### ENTRIES SUPPLIED
.....
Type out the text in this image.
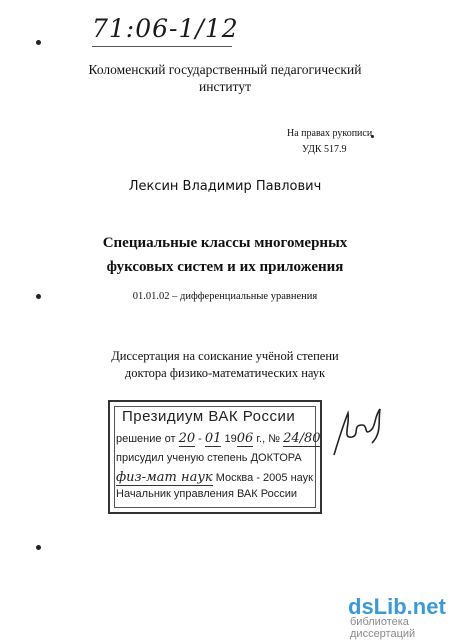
71:06-1/12
Коломенский государственный педагогический
институт
На правах рукописи
УДК 517.9
Лексин Владимир Павлович
Специальные классы многомерных
фуксовых систем и их приложения
01.01.02 – дифференциальные уравнения
Диссертация на соискание учёной степени
доктора физико-математических наук
Президиум ВАК России
решение от 20 - 01 1906 г., № 24/80
присудил ученую степень ДОКТОРА
физ-мат наук Москва - 2005 наук
Начальник управления ВАК России
dsLib.net
библиотека диссертаций
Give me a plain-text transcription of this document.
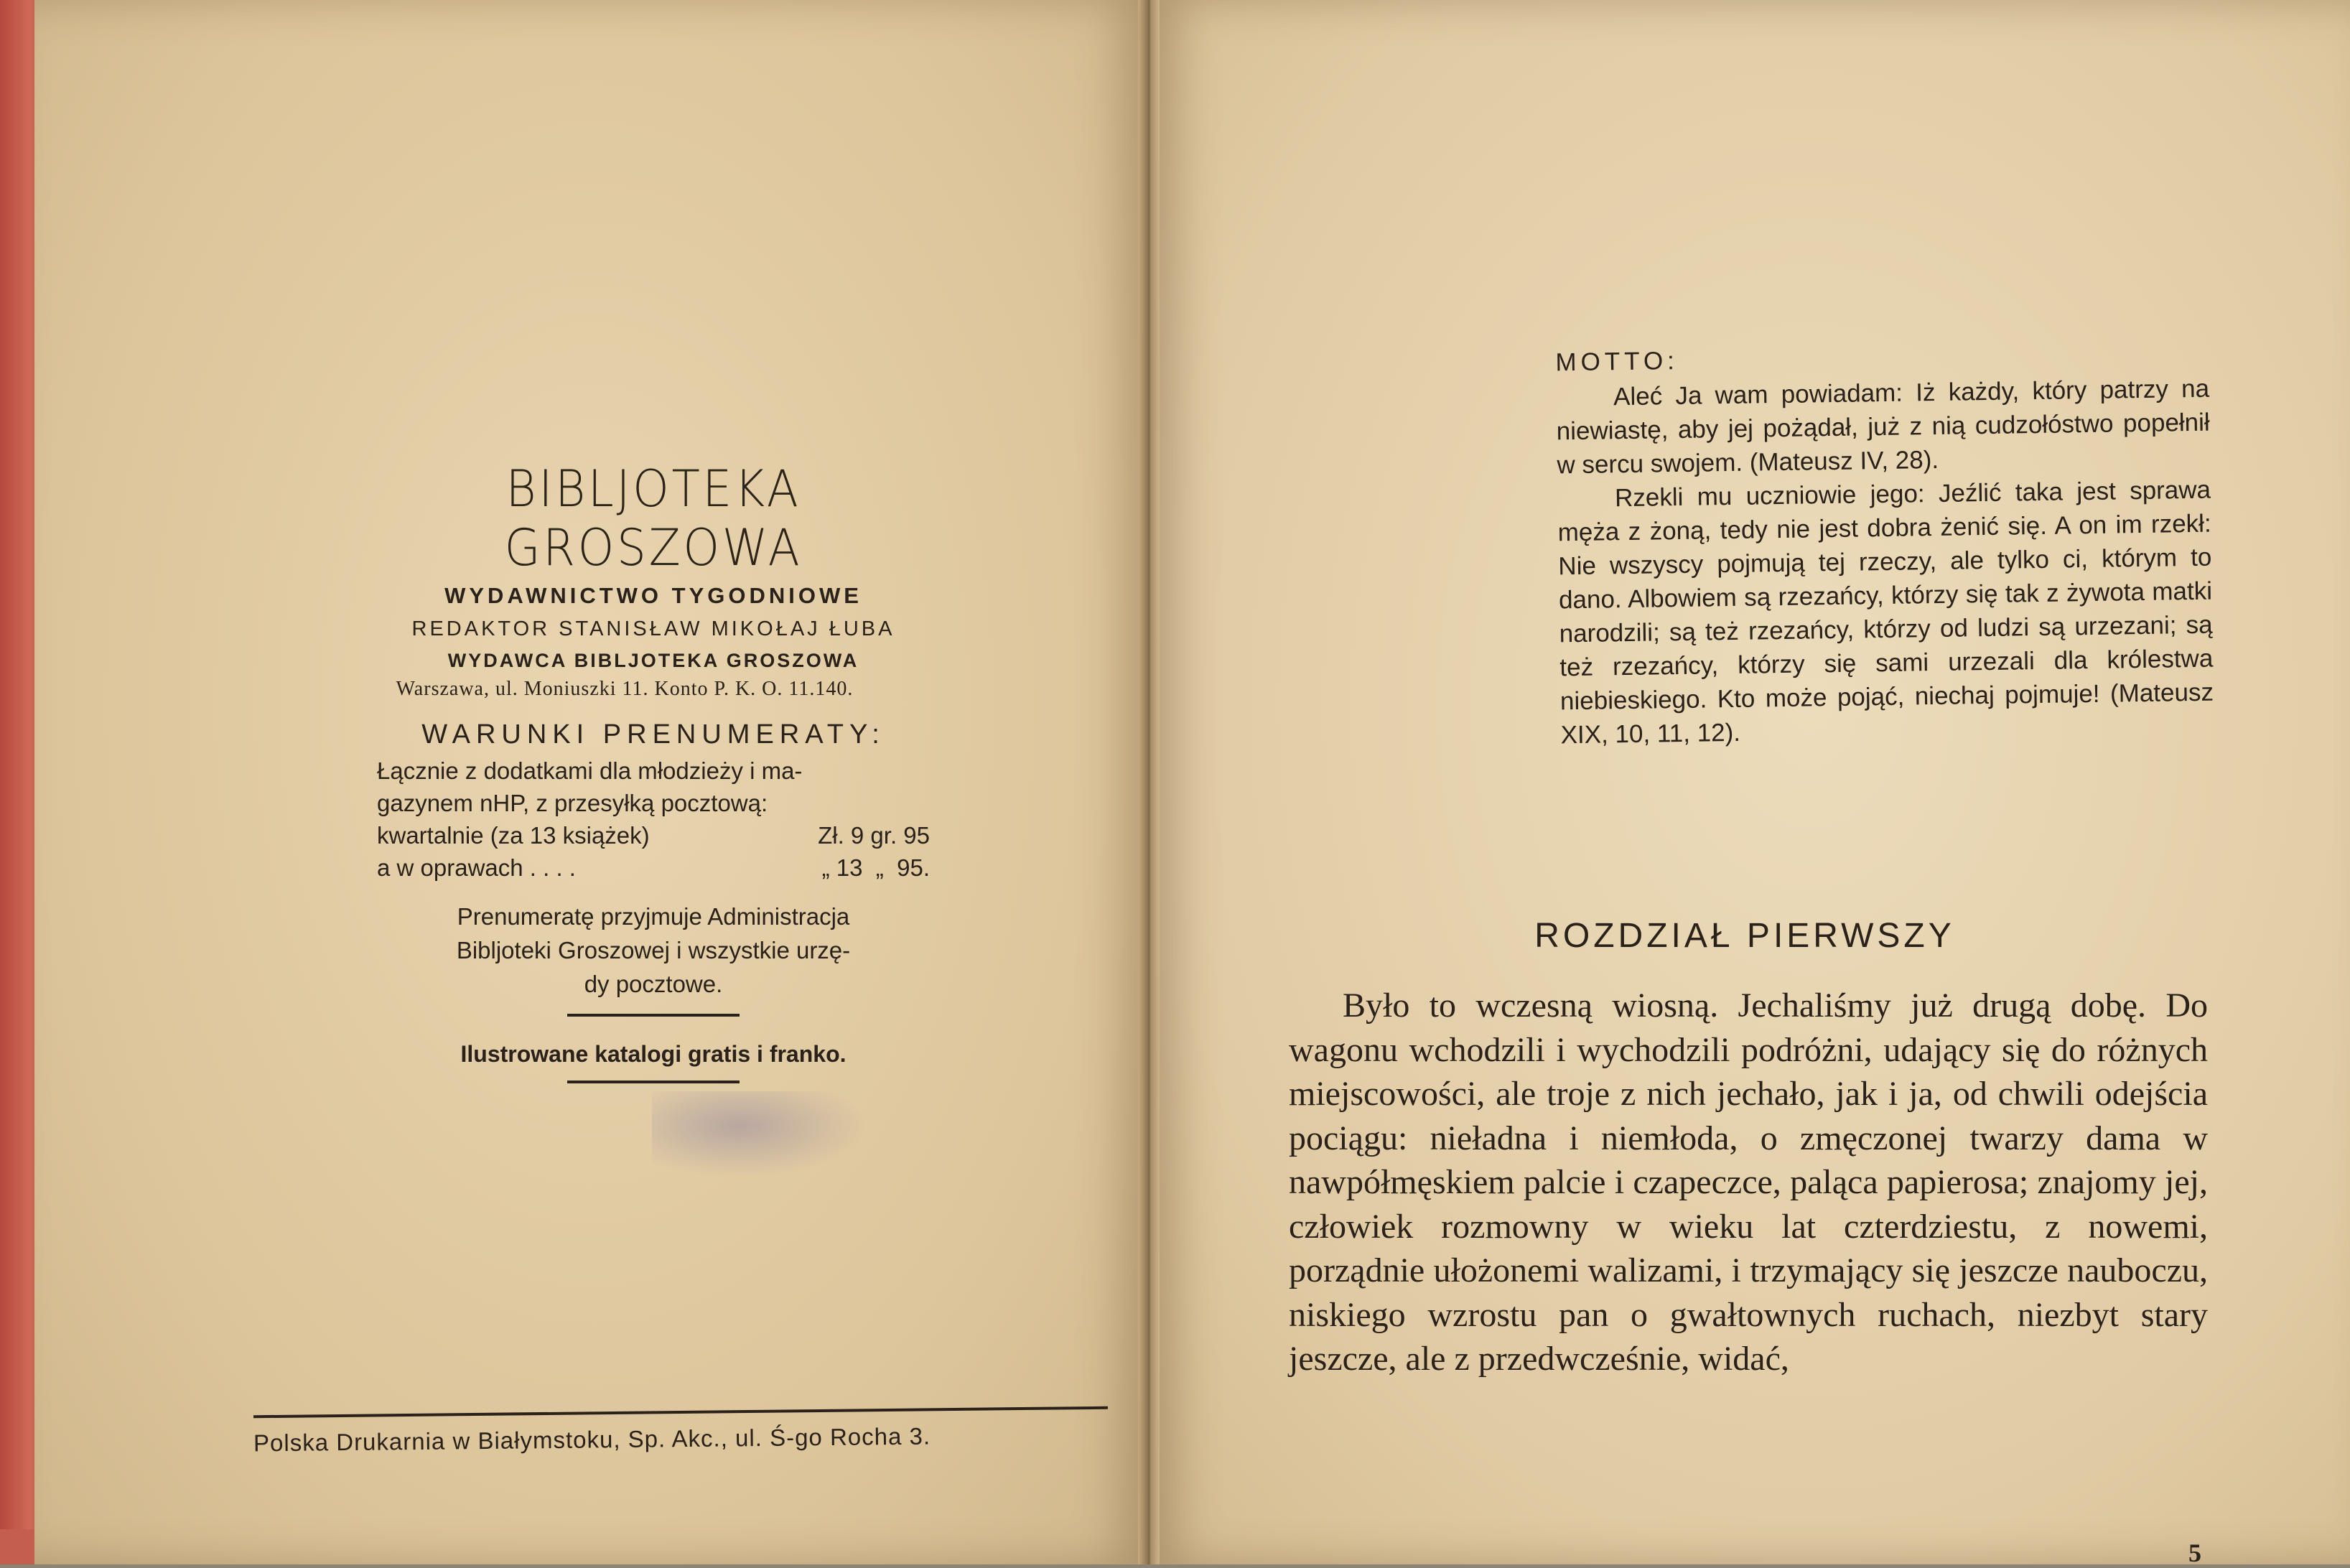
BIBLJOTEKA GROSZOWA
WYDAWNICTWO TYGODNIOWE
REDAKTOR STANISŁAW MIKOŁAJ ŁUBA
WYDAWCA BIBLJOTEKA GROSZOWA
Warszawa, ul. Moniuszki 11. Konto P. K. O. 11.140.
WARUNKI PRENUMERATY:
Łącznie z dodatkami dla młodzieży i ma-
gazynem nHP, z przesyłką pocztową:
kwartalnie (za 13 książek)	Zł. 9 gr. 95
a w oprawach . . . .	„ 13  „  95.
Prenumeratę przyjmuje Administracja
Bibljoteki Groszowej i wszystkie urzę-
dy pocztowe.
Ilustrowane katalogi gratis i franko.
Polska Drukarnia w Białymstoku, Sp. Akc., ul. Ś-go Rocha 3.
MOTTO:

Aleć Ja wam powiadam: Iż każdy, który patrzy na niewiastę, aby jej pożądał, już z nią cudzołóstwo popełnił w sercu swojem. (Mateusz IV, 28).

Rzekli mu uczniowie jego: Jeźlić taka jest sprawa męża z żoną, tedy nie jest dobra żenić się. A on im rzekł: Nie wszyscy pojmują tej rzeczy, ale tylko ci, którym to dano. Albowiem są rzezańcy, którzy się tak z żywota matki narodzili; są też rzezańcy, którzy od ludzi są urzezani; są też rzezańcy, którzy się sami urzezali dla królestwa niebieskiego. Kto może pojąć, niechaj pojmuje! (Mateusz XIX, 10, 11, 12).

ROZDZIAŁ PIERWSZY
Było to wczesną wiosną. Jechaliśmy już drugą dobę. Do wagonu wchodzili i wychodzili podróżni, udający się do różnych miejscowości, ale troje z nich jechało, jak i ja, od chwili odejścia pociągu: nieładna i niemłoda, o zmęczonej twarzy dama w nawpółmęskiem palcie i czapeczce, paląca papierosa; znajomy jej, człowiek rozmowny w wieku lat czterdziestu, z nowemi, porządnie ułożonemi walizami, i trzymający się jeszcze nauboczu, niskiego wzrostu pan o gwałtownych ruchach, niezbyt stary jeszcze, ale z przedwcześnie, widać,
5
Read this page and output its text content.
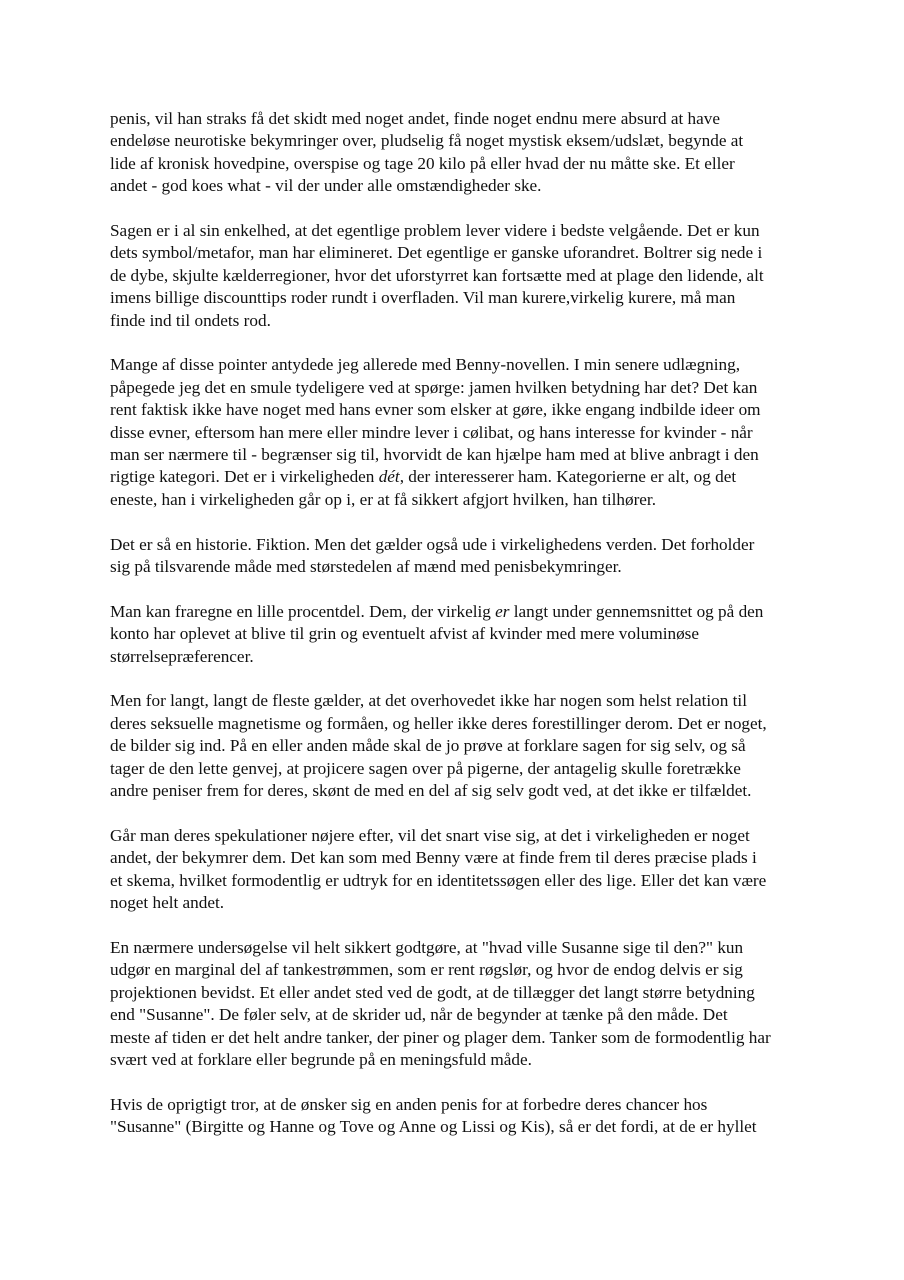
penis, vil han straks få det skidt med noget andet, finde noget endnu mere absurd at have
endeløse neurotiske bekymringer over, pludselig få noget mystisk eksem/udslæt, begynde at
lide af kronisk hovedpine, overspise og tage 20 kilo på eller hvad der nu måtte ske. Et eller
andet - god koes what - vil der under alle omstændigheder ske.

Sagen er i al sin enkelhed, at det egentlige problem lever videre i bedste velgående. Det er kun
dets symbol/metafor, man har elimineret. Det egentlige er ganske uforandret. Boltrer sig nede i
de dybe, skjulte kælderregioner, hvor det uforstyrret kan fortsætte med at plage den lidende, alt
imens billige discounttips roder rundt i overfladen. Vil man kurere,virkelig kurere, må man
finde ind til ondets rod.

Mange af disse pointer antydede jeg allerede med Benny-novellen. I min senere udlægning,
påpegede jeg det en smule tydeligere ved at spørge: jamen hvilken betydning har det? Det kan
rent faktisk ikke have noget med hans evner som elsker at gøre, ikke engang indbilde ideer om
disse evner, eftersom han mere eller mindre lever i cølibat, og hans interesse for kvinder - når
man ser nærmere til - begrænser sig til, hvorvidt de kan hjælpe ham med at blive anbragt i den
rigtige kategori. Det er i virkeligheden dét, der interesserer ham. Kategorierne er alt, og det
eneste, han i virkeligheden går op i, er at få sikkert afgjort hvilken, han tilhører.

Det er så en historie. Fiktion. Men det gælder også ude i virkelighedens verden. Det forholder
sig på tilsvarende måde med størstedelen af mænd med penisbekymringer.

Man kan fraregne en lille procentdel. Dem, der virkelig er langt under gennemsnittet og på den
konto har oplevet at blive til grin og eventuelt afvist af kvinder med mere voluminøse
størrelsepræferencer.

Men for langt, langt de fleste gælder, at det overhovedet ikke har nogen som helst relation til
deres seksuelle magnetisme og formåen, og heller ikke deres forestillinger derom. Det er noget,
de bilder sig ind. På en eller anden måde skal de jo prøve at forklare sagen for sig selv, og så
tager de den lette genvej, at projicere sagen over på pigerne, der antagelig skulle foretrække
andre peniser frem for deres, skønt de med en del af sig selv godt ved, at det ikke er tilfældet.

Går man deres spekulationer nøjere efter, vil det snart vise sig, at det i virkeligheden er noget
andet, der bekymrer dem. Det kan som med Benny være at finde frem til deres præcise plads i
et skema, hvilket formodentlig er udtryk for en identitetssøgen eller des lige. Eller det kan være
noget helt andet.

En nærmere undersøgelse vil helt sikkert godtgøre, at "hvad ville Susanne sige til den?" kun
udgør en marginal del af tankestrømmen, som er rent røgslør, og hvor de endog delvis er sig
projektionen bevidst. Et eller andet sted ved de godt, at de tillægger det langt større betydning
end "Susanne". De føler selv, at de skrider ud, når de begynder at tænke på den måde. Det
meste af tiden er det helt andre tanker, der piner og plager dem. Tanker som de formodentlig har
svært ved at forklare eller begrunde på en meningsfuld måde.

Hvis de oprigtigt tror, at de ønsker sig en anden penis for at forbedre deres chancer hos
"Susanne" (Birgitte og Hanne og Tove og Anne og Lissi og Kis), så er det fordi, at de er hyllet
.....
### THE TASK
Exactly as written, return every line of the listing, but not the pictures.

### RESULT OF THIS EXERCISE
Type out the text in this image.
71:06-1/12
Коломенский государственный педагогический
институт
На правах рукописи
УДК 517.9
Лексин Владимир Павлович
Специальные классы многомерных
фуксовых систем и их приложения
01.01.02 – дифференциальные уравнения
Диссертация на соискание учёной степени
доктора физико-математических наук
Президиум ВАК России
решение от 20 - 01 1906 г., № 24/80
присудил ученую степень ДОКТОРА
физ-мат наук Москва - 2005 наук
Начальник управления ВАК России
dsLib.net
библиотека диссертаций
Give me a plain-text transcription of this document.
BIBLJOTEKA GROSZOWA
WYDAWNICTWO TYGODNIOWE
REDAKTOR STANISŁAW MIKOŁAJ ŁUBA
WYDAWCA BIBLJOTEKA GROSZOWA
Warszawa, ul. Moniuszki 11. Konto P. K. O. 11.140.
WARUNKI PRENUMERATY:
Łącznie z dodatkami dla młodzieży i ma-
gazynem nHP, z przesyłką pocztową:
kwartalnie (za 13 książek)	Zł. 9 gr. 95
a w oprawach . . . .	„ 13  „  95.
Prenumeratę przyjmuje Administracja
Bibljoteki Groszowej i wszystkie urzę-
dy pocztowe.
Ilustrowane katalogi gratis i franko.
Polska Drukarnia w Białymstoku, Sp. Akc., ul. Ś-go Rocha 3.
MOTTO:

Aleć Ja wam powiadam: Iż każdy, który patrzy na niewiastę, aby jej pożądał, już z nią cudzołóstwo popełnił w sercu swojem. (Mateusz IV, 28).

Rzekli mu uczniowie jego: Jeźlić taka jest sprawa męża z żoną, tedy nie jest dobra żenić się. A on im rzekł: Nie wszyscy pojmują tej rzeczy, ale tylko ci, którym to dano. Albowiem są rzezańcy, którzy się tak z żywota matki narodzili; są też rzezańcy, którzy od ludzi są urzezani; są też rzezańcy, którzy się sami urzezali dla królestwa niebieskiego. Kto może pojąć, niechaj pojmuje! (Mateusz XIX, 10, 11, 12).

ROZDZIAŁ PIERWSZY
Było to wczesną wiosną. Jechaliśmy już drugą dobę. Do wagonu wchodzili i wychodzili podróżni, udający się do różnych miejscowości, ale troje z nich jechało, jak i ja, od chwili odejścia pociągu: nieładna i niemłoda, o zmęczonej twarzy dama w nawpółmęskiem palcie i czapeczce, paląca papierosa; znajomy jej, człowiek rozmowny w wieku lat czterdziestu, z nowemi, porządnie ułożonemi walizami, i trzymający się jeszcze nauboczu, niskiego wzrostu pan o gwałtownych ruchach, niezbyt stary jeszcze, ale z przedwcześnie, widać,
5
Read this page and output its text content.
penis, vil han straks få det skidt med noget andet, finde noget endnu mere absurd at have
endeløse neurotiske bekymringer over, pludselig få noget mystisk eksem/udslæt, begynde at
lide af kronisk hovedpine, overspise og tage 20 kilo på eller hvad der nu måtte ske. Et eller
andet - god koes what - vil der under alle omstændigheder ske.

Sagen er i al sin enkelhed, at det egentlige problem lever videre i bedste velgående. Det er kun
dets symbol/metafor, man har elimineret. Det egentlige er ganske uforandret. Boltrer sig nede i
de dybe, skjulte kælderregioner, hvor det uforstyrret kan fortsætte med at plage den lidende, alt
imens billige discounttips roder rundt i overfladen. Vil man kurere,virkelig kurere, må man
finde ind til ondets rod.

Mange af disse pointer antydede jeg allerede med Benny-novellen. I min senere udlægning,
påpegede jeg det en smule tydeligere ved at spørge: jamen hvilken betydning har det? Det kan
rent faktisk ikke have noget med hans evner som elsker at gøre, ikke engang indbilde ideer om
disse evner, eftersom han mere eller mindre lever i cølibat, og hans interesse for kvinder - når
man ser nærmere til - begrænser sig til, hvorvidt de kan hjælpe ham med at blive anbragt i den
rigtige kategori. Det er i virkeligheden dét, der interesserer ham. Kategorierne er alt, og det
eneste, han i virkeligheden går op i, er at få sikkert afgjort hvilken, han tilhører.

Det er så en historie. Fiktion. Men det gælder også ude i virkelighedens verden. Det forholder
sig på tilsvarende måde med størstedelen af mænd med penisbekymringer.

Man kan fraregne en lille procentdel. Dem, der virkelig er langt under gennemsnittet og på den
konto har oplevet at blive til grin og eventuelt afvist af kvinder med mere voluminøse
størrelsepræferencer.

Men for langt, langt de fleste gælder, at det overhovedet ikke har nogen som helst relation til
deres seksuelle magnetisme og formåen, og heller ikke deres forestillinger derom. Det er noget,
de bilder sig ind. På en eller anden måde skal de jo prøve at forklare sagen for sig selv, og så
tager de den lette genvej, at projicere sagen over på pigerne, der antagelig skulle foretrække
andre peniser frem for deres, skønt de med en del af sig selv godt ved, at det ikke er tilfældet.

Går man deres spekulationer nøjere efter, vil det snart vise sig, at det i virkeligheden er noget
andet, der bekymrer dem. Det kan som med Benny være at finde frem til deres præcise plads i
et skema, hvilket formodentlig er udtryk for en identitetssøgen eller des lige. Eller det kan være
noget helt andet.

En nærmere undersøgelse vil helt sikkert godtgøre, at "hvad ville Susanne sige til den?" kun
udgør en marginal del af tankestrømmen, som er rent røgslør, og hvor de endog delvis er sig
projektionen bevidst. Et eller andet sted ved de godt, at de tillægger det langt større betydning
end "Susanne". De føler selv, at de skrider ud, når de begynder at tænke på den måde. Det
meste af tiden er det helt andre tanker, der piner og plager dem. Tanker som de formodentlig har
svært ved at forklare eller begrunde på en meningsfuld måde.

Hvis de oprigtigt tror, at de ønsker sig en anden penis for at forbedre deres chancer hos
"Susanne" (Birgitte og Hanne og Tove og Anne og Lissi og Kis), så er det fordi, at de er hyllet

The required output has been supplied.